(Dataset rows)

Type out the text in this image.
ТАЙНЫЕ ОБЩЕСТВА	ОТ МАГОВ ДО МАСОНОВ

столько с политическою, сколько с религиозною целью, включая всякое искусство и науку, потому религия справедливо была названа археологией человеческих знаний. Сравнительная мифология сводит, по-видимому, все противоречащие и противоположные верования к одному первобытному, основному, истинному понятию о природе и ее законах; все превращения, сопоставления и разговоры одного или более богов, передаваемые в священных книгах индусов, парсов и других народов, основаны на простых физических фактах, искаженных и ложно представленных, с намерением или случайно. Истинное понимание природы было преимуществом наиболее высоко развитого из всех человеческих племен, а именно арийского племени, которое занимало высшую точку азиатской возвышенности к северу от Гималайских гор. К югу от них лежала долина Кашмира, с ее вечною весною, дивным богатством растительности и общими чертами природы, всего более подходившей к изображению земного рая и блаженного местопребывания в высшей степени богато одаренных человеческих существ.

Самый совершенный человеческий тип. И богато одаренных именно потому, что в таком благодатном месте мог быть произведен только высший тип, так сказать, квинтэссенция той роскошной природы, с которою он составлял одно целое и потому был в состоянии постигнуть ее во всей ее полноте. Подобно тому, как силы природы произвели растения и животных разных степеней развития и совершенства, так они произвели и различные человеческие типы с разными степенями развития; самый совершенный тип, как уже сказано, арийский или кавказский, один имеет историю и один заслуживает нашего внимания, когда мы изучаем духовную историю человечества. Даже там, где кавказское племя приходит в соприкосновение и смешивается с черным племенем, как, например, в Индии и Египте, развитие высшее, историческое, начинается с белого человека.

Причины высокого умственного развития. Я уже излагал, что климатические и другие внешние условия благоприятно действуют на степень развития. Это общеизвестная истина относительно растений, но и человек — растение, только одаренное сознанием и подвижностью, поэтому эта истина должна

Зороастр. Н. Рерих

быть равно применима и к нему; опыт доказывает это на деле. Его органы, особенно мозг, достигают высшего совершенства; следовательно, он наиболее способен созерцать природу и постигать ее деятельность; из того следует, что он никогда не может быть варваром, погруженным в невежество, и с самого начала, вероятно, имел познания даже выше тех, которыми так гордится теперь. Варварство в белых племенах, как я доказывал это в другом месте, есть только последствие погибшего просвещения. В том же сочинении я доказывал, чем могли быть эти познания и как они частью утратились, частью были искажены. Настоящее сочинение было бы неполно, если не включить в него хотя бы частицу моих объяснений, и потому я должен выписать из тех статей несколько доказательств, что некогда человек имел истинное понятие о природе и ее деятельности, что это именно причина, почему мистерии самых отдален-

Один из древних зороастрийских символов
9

→ **What is required**: Retype every entry above, word for word.

→ **Result of the exercise**:
Type out the text in this image.
ТАЙНЫЕ ОБЩЕСТВА	ОТ МАГОВ ДО МАСОНОВ

столько с политическою, сколько с религиозною целью, включая всякое искусство и науку, потому религия справедливо была названа археологией человеческих знаний. Сравнительная мифология сводит, по-видимому, все противоречащие и противоположные верования к одному первобытному, основному, истинному понятию о природе и ее законах; все превращения, сопоставления и разговоры одного или более богов, передаваемые в священных книгах индусов, парсов и других народов, основаны на простых физических фактах, искаженных и ложно представленных, с намерением или случайно. Истинное понимание природы было преимуществом наиболее высоко развитого из всех человеческих племен, а именно арийского племени, которое занимало высшую точку азиатской возвышенности к северу от Гималайских гор. К югу от них лежала долина Кашмира, с ее вечною весною, дивным богатством растительности и общими чертами природы, всего более подходившей к изображению земного рая и блаженного местопребывания в высшей степени богато одаренных человеческих существ.

Самый совершенный человеческий тип. И богато одаренных именно потому, что в таком благодатном месте мог быть произведен только высший тип, так сказать, квинтэссенция той роскошной природы, с которою он составлял одно целое и потому был в состоянии постигнуть ее во всей ее полноте. Подобно тому, как силы природы произвели растения и животных разных степеней развития и совершенства, так они произвели и различные человеческие типы с разными степенями развития; самый совершенный тип, как уже сказано, арийский или кавказский, один имеет историю и один заслуживает нашего внимания, когда мы изучаем духовную историю человечества. Даже там, где кавказское племя приходит в соприкосновение и смешивается с черным племенем, как, например, в Индии и Египте, развитие высшее, историческое, начинается с белого человека.

Причины высокого умственного развития. Я уже излагал, что климатические и другие внешние условия благоприятно действуют на степень развития. Это общеизвестная истина относительно растений, но и человек — растение, только одаренное сознанием и подвижностью, поэтому эта истина должна

Зороастр. Н. Рерих

быть равно применима и к нему; опыт доказывает это на деле. Его органы, особенно мозг, достигают высшего совершенства; следовательно, он наиболее способен созерцать природу и постигать ее деятельность; из того следует, что он никогда не может быть варваром, погруженным в невежество, и с самого начала, вероятно, имел познания даже выше тех, которыми так гордится теперь. Варварство в белых племенах, как я доказывал это в другом месте, есть только последствие погибшего просвещения. В том же сочинении я доказывал, чем могли быть эти познания и как они частью утратились, частью были искажены. Настоящее сочинение было бы неполно, если не включить в него хотя бы частицу моих объяснений, и потому я должен выписать из тех статей несколько доказательств, что некогда человек имел истинное понятие о природе и ее деятельности, что это именно причина, почему мистерии самых отдален-

Один из древних зороастрийских символов
9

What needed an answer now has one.